[Task objective]
Quote each line of the material verbatim, without the pictures.

[The input]
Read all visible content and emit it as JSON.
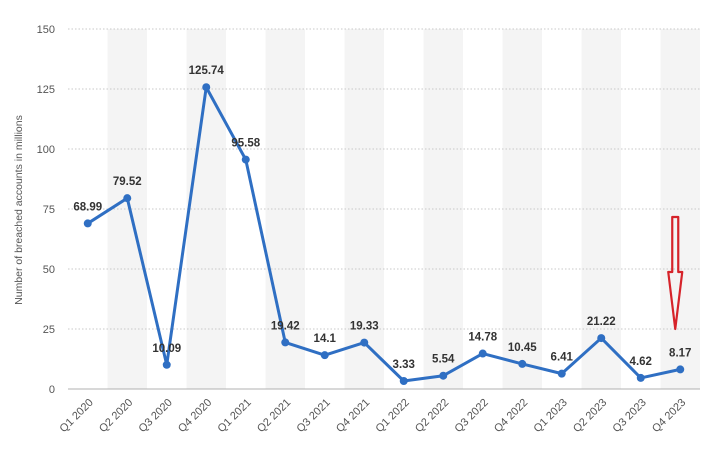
{
  "chart_data": {
    "type": "line",
    "title": "",
    "xlabel": "",
    "ylabel": "Number of breached accounts in millions",
    "ylim": [
      0,
      150
    ],
    "yticks": [
      0,
      25,
      50,
      75,
      100,
      125,
      150
    ],
    "grid": true,
    "legend": "none",
    "categories": [
      "Q1 2020",
      "Q2 2020",
      "Q3 2020",
      "Q4 2020",
      "Q1 2021",
      "Q2 2021",
      "Q3 2021",
      "Q4 2021",
      "Q1 2022",
      "Q2 2022",
      "Q3 2022",
      "Q4 2022",
      "Q1 2023",
      "Q2 2023",
      "Q3 2023",
      "Q4 2023"
    ],
    "series": [
      {
        "values": [
          68.99,
          79.52,
          10.09,
          125.74,
          95.58,
          19.42,
          14.1,
          19.33,
          3.33,
          5.54,
          14.78,
          10.45,
          6.41,
          21.22,
          4.62,
          8.17
        ],
        "labels": [
          "68.99",
          "79.52",
          "10.09",
          "125.74",
          "95.58",
          "19.42",
          "14.1",
          "19.33",
          "3.33",
          "5.54",
          "14.78",
          "10.45",
          "6.41",
          "21.22",
          "4.62",
          "8.17"
        ]
      }
    ],
    "annotations": [
      {
        "type": "arrow",
        "direction": "down",
        "target_category": "Q4 2023"
      }
    ],
    "colors": {
      "line": "#2f6fc3",
      "band": "#f4f4f4",
      "grid": "#c8c8c8",
      "text": "#555555",
      "label": "#333333",
      "arrow": "#d6232a"
    }
  }
}
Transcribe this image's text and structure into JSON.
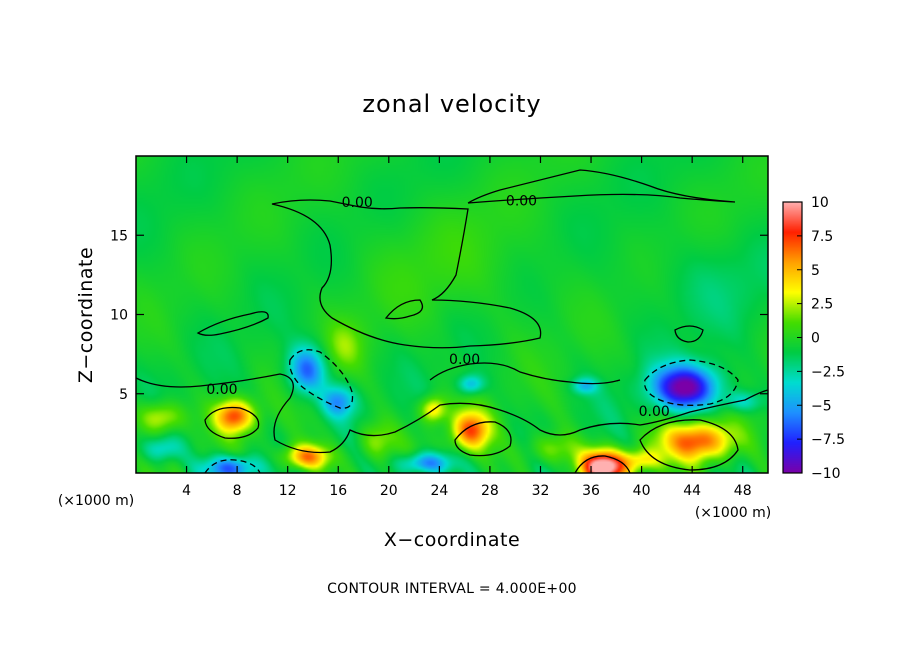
{
  "chart_data": {
    "type": "heatmap",
    "title": "zonal velocity",
    "xlabel": "X−coordinate",
    "ylabel": "Z−coordinate",
    "x_unit_label": "(×1000 m)",
    "x_unit_label_right": "(×1000 m)",
    "xlim": [
      0,
      50
    ],
    "ylim": [
      0,
      20
    ],
    "x_ticks": [
      4,
      8,
      12,
      16,
      20,
      24,
      28,
      32,
      36,
      40,
      44,
      48
    ],
    "y_ticks": [
      5,
      10,
      15
    ],
    "color_scale": {
      "min": -10,
      "max": 10,
      "tick_labels": [
        "10",
        "7.5",
        "5",
        "2.5",
        "0",
        "−2.5",
        "−5",
        "−7.5",
        "−10"
      ],
      "tick_values": [
        10,
        7.5,
        5,
        2.5,
        0,
        -2.5,
        -5,
        -7.5,
        -10
      ],
      "colors": [
        "#7a00a8",
        "#2020ff",
        "#1e90ff",
        "#00ddd0",
        "#00cc44",
        "#44dd00",
        "#ffff00",
        "#ffa000",
        "#ff2000",
        "#ffb0b0"
      ]
    },
    "contour_labels": [
      {
        "text": "0.00",
        "x": 17.5,
        "z": 17.1
      },
      {
        "text": "0.00",
        "x": 30.5,
        "z": 17.2
      },
      {
        "text": "0.00",
        "x": 26.0,
        "z": 7.2
      },
      {
        "text": "0.00",
        "x": 6.8,
        "z": 5.3
      },
      {
        "text": "0.00",
        "x": 41.0,
        "z": 3.9
      }
    ],
    "anomalies": [
      {
        "x": 43.5,
        "z": 5.4,
        "sx": 2.6,
        "sz": 1.4,
        "a": -9.5
      },
      {
        "x": 13.5,
        "z": 6.5,
        "sx": 1.5,
        "sz": 1.5,
        "a": -6.0
      },
      {
        "x": 16.0,
        "z": 4.5,
        "sx": 1.3,
        "sz": 1.0,
        "a": -4.5
      },
      {
        "x": 7.5,
        "z": 0.3,
        "sx": 2.2,
        "sz": 0.8,
        "a": -6.5
      },
      {
        "x": 23.0,
        "z": 0.6,
        "sx": 2.0,
        "sz": 0.7,
        "a": -6.0
      },
      {
        "x": 26.5,
        "z": 5.6,
        "sx": 1.0,
        "sz": 0.6,
        "a": -4.0
      },
      {
        "x": 35.5,
        "z": 5.5,
        "sx": 1.0,
        "sz": 0.5,
        "a": -3.5
      },
      {
        "x": 48.0,
        "z": 4.5,
        "sx": 1.5,
        "sz": 0.7,
        "a": -3.0
      },
      {
        "x": 7.8,
        "z": 3.6,
        "sx": 1.5,
        "sz": 1.0,
        "a": 7.5
      },
      {
        "x": 2.0,
        "z": 3.5,
        "sx": 1.8,
        "sz": 1.0,
        "a": 4.0
      },
      {
        "x": 13.5,
        "z": 1.0,
        "sx": 1.8,
        "sz": 0.8,
        "a": 7.0
      },
      {
        "x": 26.5,
        "z": 2.7,
        "sx": 1.5,
        "sz": 1.2,
        "a": 7.0
      },
      {
        "x": 23.5,
        "z": 4.0,
        "sx": 1.0,
        "sz": 0.8,
        "a": 5.0
      },
      {
        "x": 37.0,
        "z": 0.4,
        "sx": 1.8,
        "sz": 1.0,
        "a": 12.0
      },
      {
        "x": 44.5,
        "z": 2.0,
        "sx": 2.8,
        "sz": 1.2,
        "a": 7.5
      },
      {
        "x": 33.0,
        "z": 1.5,
        "sx": 2.0,
        "sz": 1.0,
        "a": 3.0
      },
      {
        "x": 19.0,
        "z": 2.0,
        "sx": 1.5,
        "sz": 1.2,
        "a": 3.0
      },
      {
        "x": 40.0,
        "z": 0.8,
        "sx": 1.5,
        "sz": 0.7,
        "a": 4.0
      },
      {
        "x": 16.5,
        "z": 8.0,
        "sx": 1.5,
        "sz": 1.5,
        "a": 2.0
      },
      {
        "x": 2.0,
        "z": 1.5,
        "sx": 1.5,
        "sz": 0.8,
        "a": -3.0
      },
      {
        "x": 25.0,
        "z": 13.0,
        "sx": 8.0,
        "sz": 4.0,
        "a": 0.8
      },
      {
        "x": 45.0,
        "z": 12.0,
        "sx": 6.0,
        "sz": 3.0,
        "a": -0.8
      }
    ]
  },
  "footer": {
    "contour_interval": "CONTOUR INTERVAL = 4.000E+00"
  }
}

[Reply]
Read all visible content and emit it as JSON.
{
  "chart_data": {
    "type": "line",
    "title": "",
    "xlabel": "",
    "ylabel": "Number of breached accounts in millions",
    "ylim": [
      0,
      150
    ],
    "yticks": [
      0,
      25,
      50,
      75,
      100,
      125,
      150
    ],
    "grid": true,
    "legend": "none",
    "categories": [
      "Q1 2020",
      "Q2 2020",
      "Q3 2020",
      "Q4 2020",
      "Q1 2021",
      "Q2 2021",
      "Q3 2021",
      "Q4 2021",
      "Q1 2022",
      "Q2 2022",
      "Q3 2022",
      "Q4 2022",
      "Q1 2023",
      "Q2 2023",
      "Q3 2023",
      "Q4 2023"
    ],
    "series": [
      {
        "values": [
          68.99,
          79.52,
          10.09,
          125.74,
          95.58,
          19.42,
          14.1,
          19.33,
          3.33,
          5.54,
          14.78,
          10.45,
          6.41,
          21.22,
          4.62,
          8.17
        ],
        "labels": [
          "68.99",
          "79.52",
          "10.09",
          "125.74",
          "95.58",
          "19.42",
          "14.1",
          "19.33",
          "3.33",
          "5.54",
          "14.78",
          "10.45",
          "6.41",
          "21.22",
          "4.62",
          "8.17"
        ]
      }
    ],
    "annotations": [
      {
        "type": "arrow",
        "direction": "down",
        "target_category": "Q4 2023"
      }
    ],
    "colors": {
      "line": "#2f6fc3",
      "band": "#f4f4f4",
      "grid": "#c8c8c8",
      "text": "#555555",
      "label": "#333333",
      "arrow": "#d6232a"
    }
  }
}
Transcribe this image's text and structure into JSON.
{
  "chart_data": {
    "type": "heatmap",
    "title": "zonal velocity",
    "xlabel": "X−coordinate",
    "ylabel": "Z−coordinate",
    "x_unit_label": "(×1000 m)",
    "x_unit_label_right": "(×1000 m)",
    "xlim": [
      0,
      50
    ],
    "ylim": [
      0,
      20
    ],
    "x_ticks": [
      4,
      8,
      12,
      16,
      20,
      24,
      28,
      32,
      36,
      40,
      44,
      48
    ],
    "y_ticks": [
      5,
      10,
      15
    ],
    "color_scale": {
      "min": -10,
      "max": 10,
      "tick_labels": [
        "10",
        "7.5",
        "5",
        "2.5",
        "0",
        "−2.5",
        "−5",
        "−7.5",
        "−10"
      ],
      "tick_values": [
        10,
        7.5,
        5,
        2.5,
        0,
        -2.5,
        -5,
        -7.5,
        -10
      ],
      "colors": [
        "#7a00a8",
        "#2020ff",
        "#1e90ff",
        "#00ddd0",
        "#00cc44",
        "#44dd00",
        "#ffff00",
        "#ffa000",
        "#ff2000",
        "#ffb0b0"
      ]
    },
    "contour_labels": [
      {
        "text": "0.00",
        "x": 17.5,
        "z": 17.1
      },
      {
        "text": "0.00",
        "x": 30.5,
        "z": 17.2
      },
      {
        "text": "0.00",
        "x": 26.0,
        "z": 7.2
      },
      {
        "text": "0.00",
        "x": 6.8,
        "z": 5.3
      },
      {
        "text": "0.00",
        "x": 41.0,
        "z": 3.9
      }
    ],
    "anomalies": [
      {
        "x": 43.5,
        "z": 5.4,
        "sx": 2.6,
        "sz": 1.4,
        "a": -9.5
      },
      {
        "x": 13.5,
        "z": 6.5,
        "sx": 1.5,
        "sz": 1.5,
        "a": -6.0
      },
      {
        "x": 16.0,
        "z": 4.5,
        "sx": 1.3,
        "sz": 1.0,
        "a": -4.5
      },
      {
        "x": 7.5,
        "z": 0.3,
        "sx": 2.2,
        "sz": 0.8,
        "a": -6.5
      },
      {
        "x": 23.0,
        "z": 0.6,
        "sx": 2.0,
        "sz": 0.7,
        "a": -6.0
      },
      {
        "x": 26.5,
        "z": 5.6,
        "sx": 1.0,
        "sz": 0.6,
        "a": -4.0
      },
      {
        "x": 35.5,
        "z": 5.5,
        "sx": 1.0,
        "sz": 0.5,
        "a": -3.5
      },
      {
        "x": 48.0,
        "z": 4.5,
        "sx": 1.5,
        "sz": 0.7,
        "a": -3.0
      },
      {
        "x": 7.8,
        "z": 3.6,
        "sx": 1.5,
        "sz": 1.0,
        "a": 7.5
      },
      {
        "x": 2.0,
        "z": 3.5,
        "sx": 1.8,
        "sz": 1.0,
        "a": 4.0
      },
      {
        "x": 13.5,
        "z": 1.0,
        "sx": 1.8,
        "sz": 0.8,
        "a": 7.0
      },
      {
        "x": 26.5,
        "z": 2.7,
        "sx": 1.5,
        "sz": 1.2,
        "a": 7.0
      },
      {
        "x": 23.5,
        "z": 4.0,
        "sx": 1.0,
        "sz": 0.8,
        "a": 5.0
      },
      {
        "x": 37.0,
        "z": 0.4,
        "sx": 1.8,
        "sz": 1.0,
        "a": 12.0
      },
      {
        "x": 44.5,
        "z": 2.0,
        "sx": 2.8,
        "sz": 1.2,
        "a": 7.5
      },
      {
        "x": 33.0,
        "z": 1.5,
        "sx": 2.0,
        "sz": 1.0,
        "a": 3.0
      },
      {
        "x": 19.0,
        "z": 2.0,
        "sx": 1.5,
        "sz": 1.2,
        "a": 3.0
      },
      {
        "x": 40.0,
        "z": 0.8,
        "sx": 1.5,
        "sz": 0.7,
        "a": 4.0
      },
      {
        "x": 16.5,
        "z": 8.0,
        "sx": 1.5,
        "sz": 1.5,
        "a": 2.0
      },
      {
        "x": 2.0,
        "z": 1.5,
        "sx": 1.5,
        "sz": 0.8,
        "a": -3.0
      },
      {
        "x": 25.0,
        "z": 13.0,
        "sx": 8.0,
        "sz": 4.0,
        "a": 0.8
      },
      {
        "x": 45.0,
        "z": 12.0,
        "sx": 6.0,
        "sz": 3.0,
        "a": -0.8
      }
    ]
  },
  "footer": {
    "contour_interval": "CONTOUR INTERVAL = 4.000E+00"
  }
}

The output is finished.